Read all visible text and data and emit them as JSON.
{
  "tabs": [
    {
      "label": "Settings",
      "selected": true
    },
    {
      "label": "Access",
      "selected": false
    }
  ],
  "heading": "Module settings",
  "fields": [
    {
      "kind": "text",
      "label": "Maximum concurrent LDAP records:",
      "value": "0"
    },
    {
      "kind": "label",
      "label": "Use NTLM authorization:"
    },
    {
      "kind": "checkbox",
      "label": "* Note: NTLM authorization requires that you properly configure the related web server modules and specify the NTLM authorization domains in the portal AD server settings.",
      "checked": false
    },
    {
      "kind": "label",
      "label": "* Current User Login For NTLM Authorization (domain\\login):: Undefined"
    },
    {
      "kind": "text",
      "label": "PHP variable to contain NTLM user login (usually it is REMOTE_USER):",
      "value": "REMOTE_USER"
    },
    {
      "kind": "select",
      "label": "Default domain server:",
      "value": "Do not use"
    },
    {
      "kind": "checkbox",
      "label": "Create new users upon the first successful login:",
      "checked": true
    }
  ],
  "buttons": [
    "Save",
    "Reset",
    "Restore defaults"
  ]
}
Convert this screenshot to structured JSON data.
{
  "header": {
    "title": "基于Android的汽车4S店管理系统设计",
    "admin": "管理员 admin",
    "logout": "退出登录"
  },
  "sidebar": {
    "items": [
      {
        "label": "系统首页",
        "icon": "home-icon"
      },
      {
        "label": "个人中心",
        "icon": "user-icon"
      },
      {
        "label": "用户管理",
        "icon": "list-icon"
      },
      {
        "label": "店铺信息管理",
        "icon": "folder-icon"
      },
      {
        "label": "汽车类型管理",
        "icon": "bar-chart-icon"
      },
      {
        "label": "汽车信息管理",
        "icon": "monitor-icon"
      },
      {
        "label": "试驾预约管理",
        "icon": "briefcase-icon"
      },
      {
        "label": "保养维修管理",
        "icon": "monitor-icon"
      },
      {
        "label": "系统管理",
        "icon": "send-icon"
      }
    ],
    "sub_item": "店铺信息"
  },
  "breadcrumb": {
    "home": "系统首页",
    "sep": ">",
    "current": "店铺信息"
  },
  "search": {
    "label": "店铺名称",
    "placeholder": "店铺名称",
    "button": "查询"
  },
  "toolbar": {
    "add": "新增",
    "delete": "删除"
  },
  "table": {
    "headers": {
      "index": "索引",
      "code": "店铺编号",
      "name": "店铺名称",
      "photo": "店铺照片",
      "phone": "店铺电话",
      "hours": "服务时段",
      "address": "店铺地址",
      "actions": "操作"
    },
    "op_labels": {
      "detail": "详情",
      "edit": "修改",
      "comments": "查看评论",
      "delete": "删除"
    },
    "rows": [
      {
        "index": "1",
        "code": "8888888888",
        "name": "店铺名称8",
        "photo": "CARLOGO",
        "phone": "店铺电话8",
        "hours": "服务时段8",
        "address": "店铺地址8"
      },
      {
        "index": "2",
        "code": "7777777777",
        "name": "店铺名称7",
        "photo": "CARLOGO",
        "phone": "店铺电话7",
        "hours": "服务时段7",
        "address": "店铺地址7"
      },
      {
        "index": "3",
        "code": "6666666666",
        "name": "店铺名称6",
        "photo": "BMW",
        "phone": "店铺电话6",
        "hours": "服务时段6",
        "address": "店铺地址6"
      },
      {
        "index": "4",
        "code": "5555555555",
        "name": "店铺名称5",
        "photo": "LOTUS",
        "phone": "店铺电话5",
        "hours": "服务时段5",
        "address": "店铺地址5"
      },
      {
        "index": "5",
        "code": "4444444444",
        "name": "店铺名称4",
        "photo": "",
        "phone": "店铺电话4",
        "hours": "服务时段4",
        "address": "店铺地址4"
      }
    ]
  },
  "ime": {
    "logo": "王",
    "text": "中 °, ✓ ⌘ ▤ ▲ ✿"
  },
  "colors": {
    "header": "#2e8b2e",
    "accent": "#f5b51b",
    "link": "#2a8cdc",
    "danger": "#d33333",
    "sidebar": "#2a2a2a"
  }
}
-*-
The task:
Copy out every entry again, exactly as it was given.

Answer to this exercise:
Read all visible text and data and emit them as JSON.
{
  "tabs": [
    {
      "label": "Settings",
      "selected": true
    },
    {
      "label": "Access",
      "selected": false
    }
  ],
  "heading": "Module settings",
  "fields": [
    {
      "kind": "text",
      "label": "Maximum concurrent LDAP records:",
      "value": "0"
    },
    {
      "kind": "label",
      "label": "Use NTLM authorization:"
    },
    {
      "kind": "checkbox",
      "label": "* Note: NTLM authorization requires that you properly configure the related web server modules and specify the NTLM authorization domains in the portal AD server settings.",
      "checked": false
    },
    {
      "kind": "label",
      "label": "* Current User Login For NTLM Authorization (domain\\login):: Undefined"
    },
    {
      "kind": "text",
      "label": "PHP variable to contain NTLM user login (usually it is REMOTE_USER):",
      "value": "REMOTE_USER"
    },
    {
      "kind": "select",
      "label": "Default domain server:",
      "value": "Do not use"
    },
    {
      "kind": "checkbox",
      "label": "Create new users upon the first successful login:",
      "checked": true
    }
  ],
  "buttons": [
    "Save",
    "Reset",
    "Restore defaults"
  ]
}
Convert this screenshot to structured JSON data.
{
  "header": {
    "title": "基于Android的汽车4S店管理系统设计",
    "admin": "管理员 admin",
    "logout": "退出登录"
  },
  "sidebar": {
    "items": [
      {
        "label": "系统首页",
        "icon": "home-icon"
      },
      {
        "label": "个人中心",
        "icon": "user-icon"
      },
      {
        "label": "用户管理",
        "icon": "list-icon"
      },
      {
        "label": "店铺信息管理",
        "icon": "folder-icon"
      },
      {
        "label": "汽车类型管理",
        "icon": "bar-chart-icon"
      },
      {
        "label": "汽车信息管理",
        "icon": "monitor-icon"
      },
      {
        "label": "试驾预约管理",
        "icon": "briefcase-icon"
      },
      {
        "label": "保养维修管理",
        "icon": "monitor-icon"
      },
      {
        "label": "系统管理",
        "icon": "send-icon"
      }
    ],
    "sub_item": "店铺信息"
  },
  "breadcrumb": {
    "home": "系统首页",
    "sep": ">",
    "current": "店铺信息"
  },
  "search": {
    "label": "店铺名称",
    "placeholder": "店铺名称",
    "button": "查询"
  },
  "toolbar": {
    "add": "新增",
    "delete": "删除"
  },
  "table": {
    "headers": {
      "index": "索引",
      "code": "店铺编号",
      "name": "店铺名称",
      "photo": "店铺照片",
      "phone": "店铺电话",
      "hours": "服务时段",
      "address": "店铺地址",
      "actions": "操作"
    },
    "op_labels": {
      "detail": "详情",
      "edit": "修改",
      "comments": "查看评论",
      "delete": "删除"
    },
    "rows": [
      {
        "index": "1",
        "code": "8888888888",
        "name": "店铺名称8",
        "photo": "CARLOGO",
        "phone": "店铺电话8",
        "hours": "服务时段8",
        "address": "店铺地址8"
      },
      {
        "index": "2",
        "code": "7777777777",
        "name": "店铺名称7",
        "photo": "CARLOGO",
        "phone": "店铺电话7",
        "hours": "服务时段7",
        "address": "店铺地址7"
      },
      {
        "index": "3",
        "code": "6666666666",
        "name": "店铺名称6",
        "photo": "BMW",
        "phone": "店铺电话6",
        "hours": "服务时段6",
        "address": "店铺地址6"
      },
      {
        "index": "4",
        "code": "5555555555",
        "name": "店铺名称5",
        "photo": "LOTUS",
        "phone": "店铺电话5",
        "hours": "服务时段5",
        "address": "店铺地址5"
      },
      {
        "index": "5",
        "code": "4444444444",
        "name": "店铺名称4",
        "photo": "",
        "phone": "店铺电话4",
        "hours": "服务时段4",
        "address": "店铺地址4"
      }
    ]
  },
  "ime": {
    "logo": "王",
    "text": "中 °, ✓ ⌘ ▤ ▲ ✿"
  },
  "colors": {
    "header": "#2e8b2e",
    "accent": "#f5b51b",
    "link": "#2a8cdc",
    "danger": "#d33333",
    "sidebar": "#2a2a2a"
  }
}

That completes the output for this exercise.